WHAT TO DO >>
Below are records to repeat exactly. Omit the pictures from the copy.

===== DATA LISTING

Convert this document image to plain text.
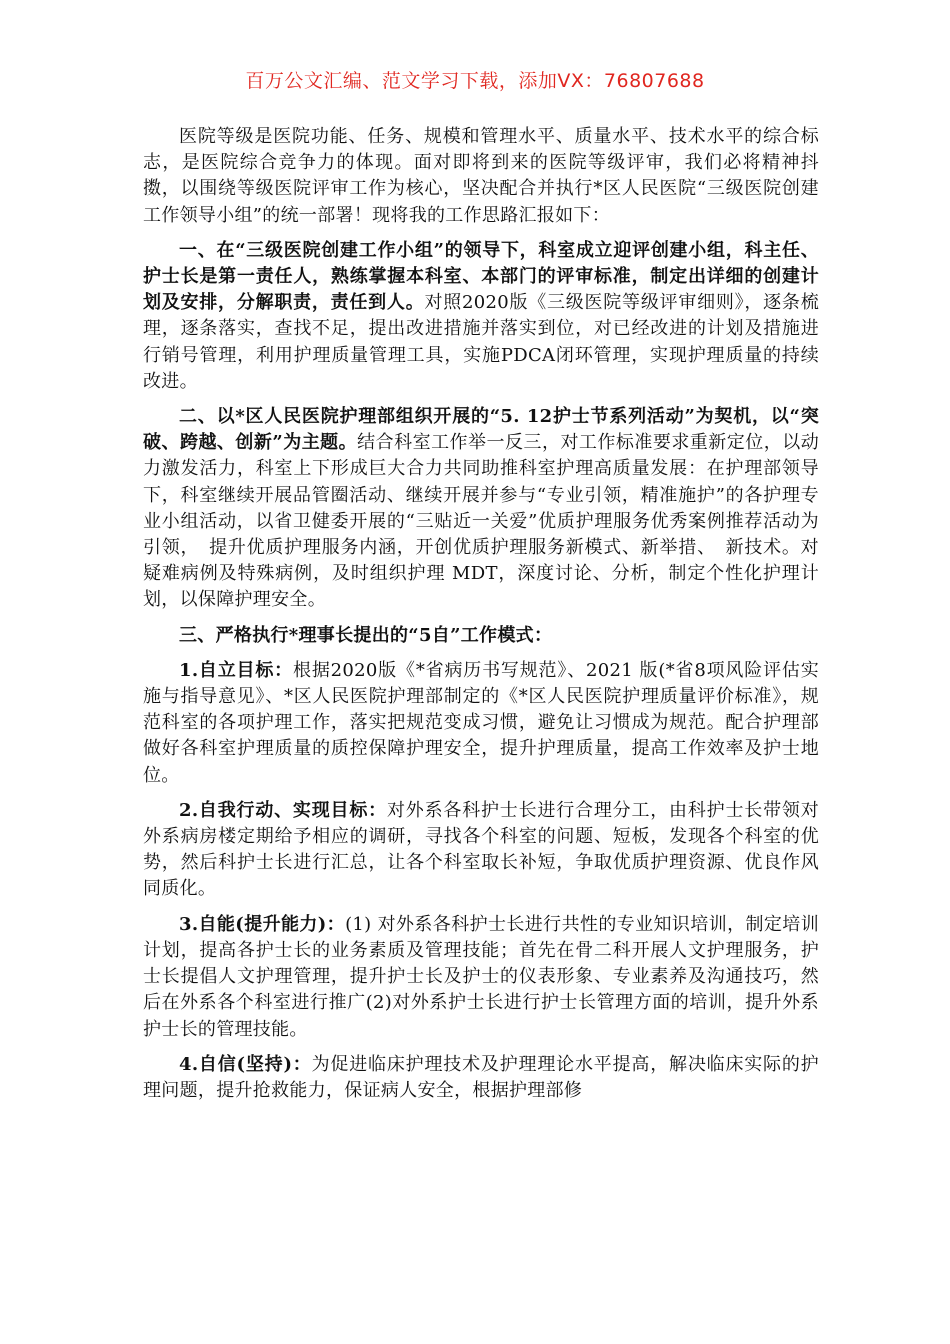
百万公文汇编、范文学习下载，添加VX：76807688

医院等级是医院功能、任务、规模和管理水平、质量水平、技术水平的综合标志，是医院综合竞争力的体现。面对即将到来的医院等级评审，我们必将精神抖擞，以围绕等级医院评审工作为核心，坚决配合并执行*区人民医院“三级医院创建工作领导小组”的统一部署！现将我的工作思路汇报如下：

一、在“三级医院创建工作小组”的领导下，科室成立迎评创建小组，科主任、护士长是第一责任人，熟练掌握本科室、本部门的评审标准，制定出详细的创建计划及安排，分解职责，责任到人。对照2020版《三级医院等级评审细则》，逐条梳理，逐条落实，查找不足，提出改进措施并落实到位，对已经改进的计划及措施进行销号管理，利用护理质量管理工具，实施PDCA闭环管理，实现护理质量的持续改进。

二、以*区人民医院护理部组织开展的“5. 12护士节系列活动”为契机，以“突破、跨越、创新”为主题。结合科室工作举一反三，对工作标准要求重新定位，以动力激发活力，科室上下形成巨大合力共同助推科室护理高质量发展：在护理部领导下，科室继续开展品管圈活动、继续开展并参与“专业引领，精准施护”的各护理专业小组活动，以省卫健委开展的“三贴近一关爱”优质护理服务优秀案例推荐活动为引领，　提升优质护理服务内涵，开创优质护理服务新模式、新举措、　新技术。对疑难病例及特殊病例，及时组织护理 MDT，深度讨论、分析，制定个性化护理计划，以保障护理安全。

三、严格执行*理事长提出的“5自”工作模式：

1.自立目标：根据2020版《*省病历书写规范》、2021 版(*省8项风险评估实施与指导意见》、*区人民医院护理部制定的《*区人民医院护理质量评价标准》，规范科室的各项护理工作，落实把规范变成习惯，避免让习惯成为规范。配合护理部做好各科室护理质量的质控保障护理安全，提升护理质量，提高工作效率及护士地位。

2.自我行动、实现目标：对外系各科护士长进行合理分工，由科护士长带领对外系病房楼定期给予相应的调研，寻找各个科室的问题、短板，发现各个科室的优势，然后科护士长进行汇总，让各个科室取长补短，争取优质护理资源、优良作风同质化。

3.自能(提升能力)：(1) 对外系各科护士长进行共性的专业知识培训，制定培训计划，提高各护士长的业务素质及管理技能；首先在骨二科开展人文护理服务，护士长提倡人文护理管理，提升护士长及护士的仪表形象、专业素养及沟通技巧，然后在外系各个科室进行推广(2)对外系护士长进行护士长管理方面的培训，提升外系护士长的管理技能。

4.自信(坚持)：为促进临床护理技术及护理理论水平提高，解决临床实际的护理问题，提升抢救能力，保证病人安全，根据护理部修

==========

WRITTEN ANSWER >>
Convert this document image to plain text.
百万公文汇编、范文学习下载，添加VX：76807688

医院等级是医院功能、任务、规模和管理水平、质量水平、技术水平的综合标志，是医院综合竞争力的体现。面对即将到来的医院等级评审，我们必将精神抖擞，以围绕等级医院评审工作为核心，坚决配合并执行*区人民医院“三级医院创建工作领导小组”的统一部署！现将我的工作思路汇报如下：

一、在“三级医院创建工作小组”的领导下，科室成立迎评创建小组，科主任、护士长是第一责任人，熟练掌握本科室、本部门的评审标准，制定出详细的创建计划及安排，分解职责，责任到人。对照2020版《三级医院等级评审细则》，逐条梳理，逐条落实，查找不足，提出改进措施并落实到位，对已经改进的计划及措施进行销号管理，利用护理质量管理工具，实施PDCA闭环管理，实现护理质量的持续改进。

二、以*区人民医院护理部组织开展的“5. 12护士节系列活动”为契机，以“突破、跨越、创新”为主题。结合科室工作举一反三，对工作标准要求重新定位，以动力激发活力，科室上下形成巨大合力共同助推科室护理高质量发展：在护理部领导下，科室继续开展品管圈活动、继续开展并参与“专业引领，精准施护”的各护理专业小组活动，以省卫健委开展的“三贴近一关爱”优质护理服务优秀案例推荐活动为引领，　提升优质护理服务内涵，开创优质护理服务新模式、新举措、　新技术。对疑难病例及特殊病例，及时组织护理 MDT，深度讨论、分析，制定个性化护理计划，以保障护理安全。

三、严格执行*理事长提出的“5自”工作模式：

1.自立目标：根据2020版《*省病历书写规范》、2021 版(*省8项风险评估实施与指导意见》、*区人民医院护理部制定的《*区人民医院护理质量评价标准》，规范科室的各项护理工作，落实把规范变成习惯，避免让习惯成为规范。配合护理部做好各科室护理质量的质控保障护理安全，提升护理质量，提高工作效率及护士地位。

2.自我行动、实现目标：对外系各科护士长进行合理分工，由科护士长带领对外系病房楼定期给予相应的调研，寻找各个科室的问题、短板，发现各个科室的优势，然后科护士长进行汇总，让各个科室取长补短，争取优质护理资源、优良作风同质化。

3.自能(提升能力)：(1) 对外系各科护士长进行共性的专业知识培训，制定培训计划，提高各护士长的业务素质及管理技能；首先在骨二科开展人文护理服务，护士长提倡人文护理管理，提升护士长及护士的仪表形象、专业素养及沟通技巧，然后在外系各个科室进行推广(2)对外系护士长进行护士长管理方面的培训，提升外系护士长的管理技能。

4.自信(坚持)：为促进临床护理技术及护理理论水平提高，解决临床实际的护理问题，提升抢救能力，保证病人安全，根据护理部修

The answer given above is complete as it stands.